# WHAT TO WORK ON
Retype all of the data exactly as given.

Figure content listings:
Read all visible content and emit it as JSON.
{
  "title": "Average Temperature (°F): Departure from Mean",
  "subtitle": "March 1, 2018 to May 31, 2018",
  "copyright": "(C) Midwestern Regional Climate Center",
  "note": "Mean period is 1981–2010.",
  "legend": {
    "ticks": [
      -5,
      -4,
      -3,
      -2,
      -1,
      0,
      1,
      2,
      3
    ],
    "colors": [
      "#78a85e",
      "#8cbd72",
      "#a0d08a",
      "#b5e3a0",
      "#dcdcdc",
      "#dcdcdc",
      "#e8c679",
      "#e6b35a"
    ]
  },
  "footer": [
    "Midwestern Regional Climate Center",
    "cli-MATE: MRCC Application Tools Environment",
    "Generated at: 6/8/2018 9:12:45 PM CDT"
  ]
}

# ANSWER TO THE TASK
Read all visible content and emit it as JSON.
{
  "title": "Average Temperature (°F): Departure from Mean",
  "subtitle": "March 1, 2018 to May 31, 2018",
  "copyright": "(C) Midwestern Regional Climate Center",
  "note": "Mean period is 1981–2010.",
  "legend": {
    "ticks": [
      -5,
      -4,
      -3,
      -2,
      -1,
      0,
      1,
      2,
      3
    ],
    "colors": [
      "#78a85e",
      "#8cbd72",
      "#a0d08a",
      "#b5e3a0",
      "#dcdcdc",
      "#dcdcdc",
      "#e8c679",
      "#e6b35a"
    ]
  },
  "footer": [
    "Midwestern Regional Climate Center",
    "cli-MATE: MRCC Application Tools Environment",
    "Generated at: 6/8/2018 9:12:45 PM CDT"
  ]
}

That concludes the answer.